*EXERCISE TASK:* Where a line contains the word "para", copy that line in full.

*INPUT DATA:*
** start **

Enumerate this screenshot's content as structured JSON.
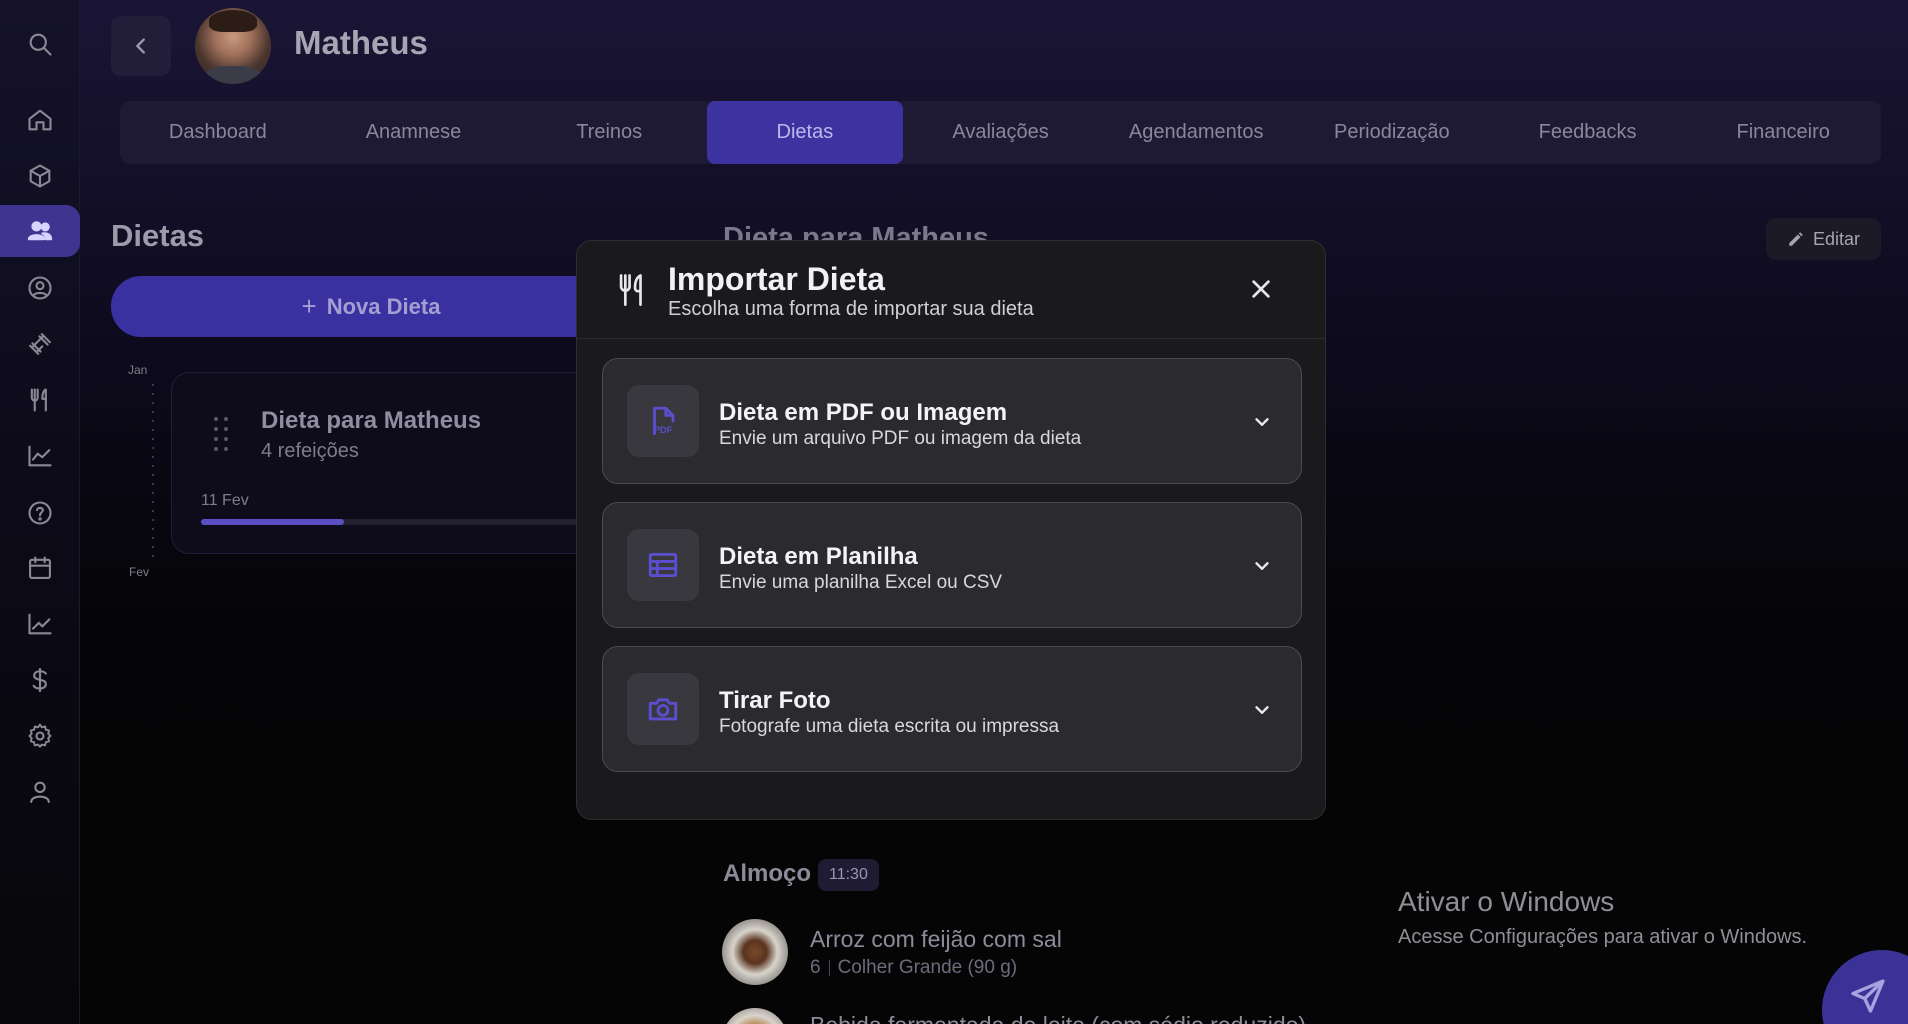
{
  "header": {
    "profile_name": "Matheus"
  },
  "tabs": [
    {
      "label": "Dashboard"
    },
    {
      "label": "Anamnese"
    },
    {
      "label": "Treinos"
    },
    {
      "label": "Dietas",
      "active": true
    },
    {
      "label": "Avaliações"
    },
    {
      "label": "Agendamentos"
    },
    {
      "label": "Periodização"
    },
    {
      "label": "Feedbacks"
    },
    {
      "label": "Financeiro"
    }
  ],
  "sidebar": {
    "icons": [
      "search-icon",
      "home-icon",
      "box-icon",
      "users-icon",
      "user-circle-icon",
      "dumbbell-icon",
      "utensils-icon",
      "chart-line-icon",
      "help-icon",
      "calendar-icon",
      "trending-icon",
      "dollar-icon",
      "gear-icon",
      "user-icon"
    ],
    "active": "users-icon"
  },
  "diets": {
    "title": "Dietas",
    "new_button": "Nova Dieta",
    "timeline_start": "Jan",
    "timeline_end": "Fev",
    "card": {
      "title": "Dieta para Matheus",
      "subtitle": "4 refeições",
      "date": "11 Fev",
      "progress": 0.34
    }
  },
  "detail": {
    "title": "Dieta para Matheus",
    "edit_label": "Editar",
    "meal": {
      "name": "Almoço",
      "time": "11:30",
      "foods": [
        {
          "name": "Arroz com feijão com sal",
          "amount": "6",
          "unit": "Colher Grande (90 g)"
        },
        {
          "name": "Bebida fermentada de leite (com sódio reduzido)"
        }
      ]
    }
  },
  "modal": {
    "title": "Importar Dieta",
    "subtitle": "Escolha uma forma de importar sua dieta",
    "options": [
      {
        "title": "Dieta em PDF ou Imagem",
        "subtitle": "Envie um arquivo PDF ou imagem da dieta",
        "icon": "pdf-file-icon",
        "icon_text": "PDF"
      },
      {
        "title": "Dieta em Planilha",
        "subtitle": "Envie uma planilha Excel ou CSV",
        "icon": "spreadsheet-icon"
      },
      {
        "title": "Tirar Foto",
        "subtitle": "Fotografe uma dieta escrita ou impressa",
        "icon": "camera-icon"
      }
    ]
  },
  "windows_watermark": {
    "title": "Ativar o Windows",
    "subtitle": "Acesse Configurações para ativar o Windows."
  },
  "colors": {
    "accent": "#3d33a0",
    "modal_bg": "#1a1a1c",
    "option_bg": "#2b2b2e",
    "icon_accent": "#5b4fd0"
  }
}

** end **

*THE SOLUTION:*
      "title": "Dieta para Matheus",
    "title": "Dieta para Matheus",
    "subtitle": "Acesse Configurações para ativar o Windows."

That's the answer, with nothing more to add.